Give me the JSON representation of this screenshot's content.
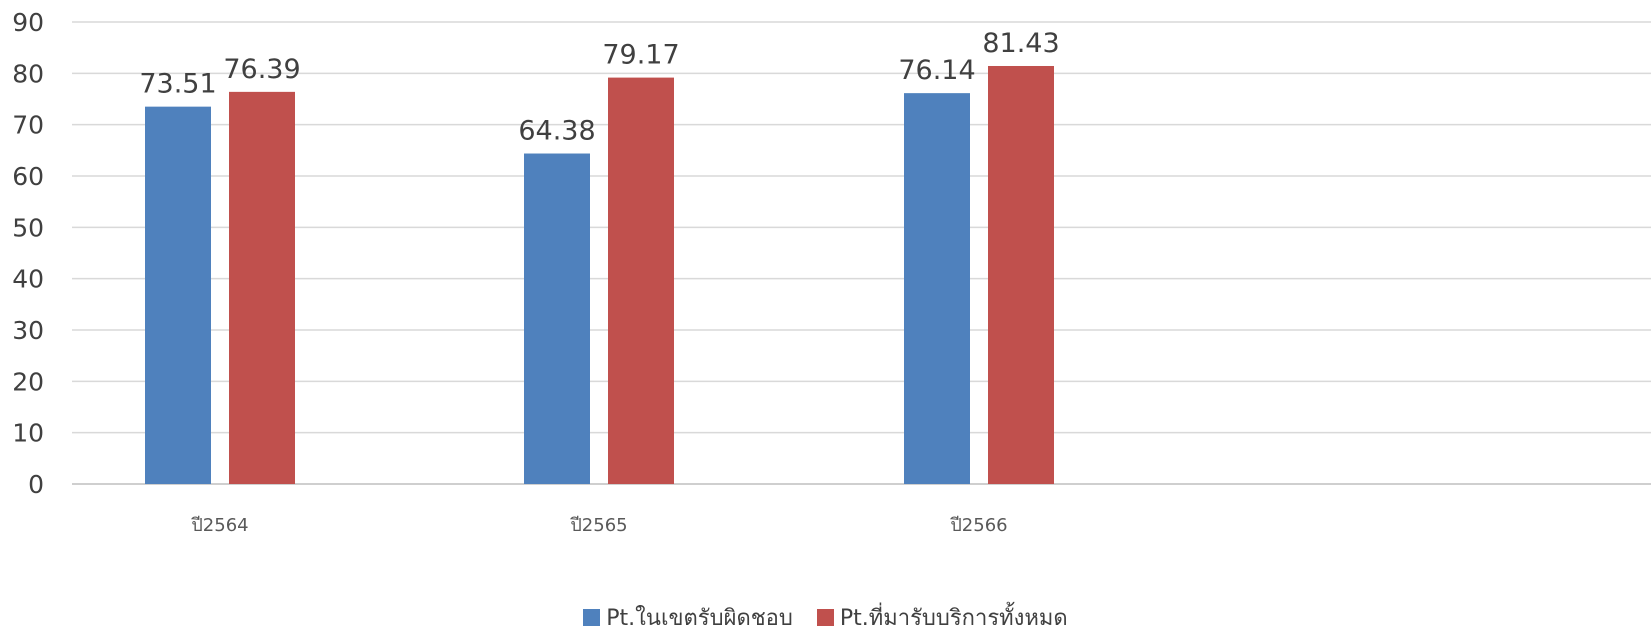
{
  "chart_data": {
    "type": "bar",
    "categories": [
      "ปี2564",
      "ปี2565",
      "ปี2566"
    ],
    "series": [
      {
        "name": "Pt.ในเขตรับผิดชอบ",
        "values": [
          73.51,
          64.38,
          76.14
        ],
        "color": "#4F81BD"
      },
      {
        "name": "Pt.ที่มารับบริการทั้งหมด",
        "values": [
          76.39,
          79.17,
          81.43
        ],
        "color": "#C0504D"
      }
    ],
    "ylim": [
      0,
      90
    ],
    "yticks": [
      0,
      10,
      20,
      30,
      40,
      50,
      60,
      70,
      80,
      90
    ],
    "data_labels": true,
    "grid": true,
    "legend_position": "bottom"
  }
}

☆ ☆ ☆ ☆ ☆

*DIRECTIONS*
Can you repeat every record above exactly, apart from the pictures?

*ANSWER IN FULL*
Give me the JSON representation of this screenshot's content.
{
  "chart_data": {
    "type": "bar",
    "categories": [
      "ปี2564",
      "ปี2565",
      "ปี2566"
    ],
    "series": [
      {
        "name": "Pt.ในเขตรับผิดชอบ",
        "values": [
          73.51,
          64.38,
          76.14
        ],
        "color": "#4F81BD"
      },
      {
        "name": "Pt.ที่มารับบริการทั้งหมด",
        "values": [
          76.39,
          79.17,
          81.43
        ],
        "color": "#C0504D"
      }
    ],
    "ylim": [
      0,
      90
    ],
    "yticks": [
      0,
      10,
      20,
      30,
      40,
      50,
      60,
      70,
      80,
      90
    ],
    "data_labels": true,
    "grid": true,
    "legend_position": "bottom"
  }
}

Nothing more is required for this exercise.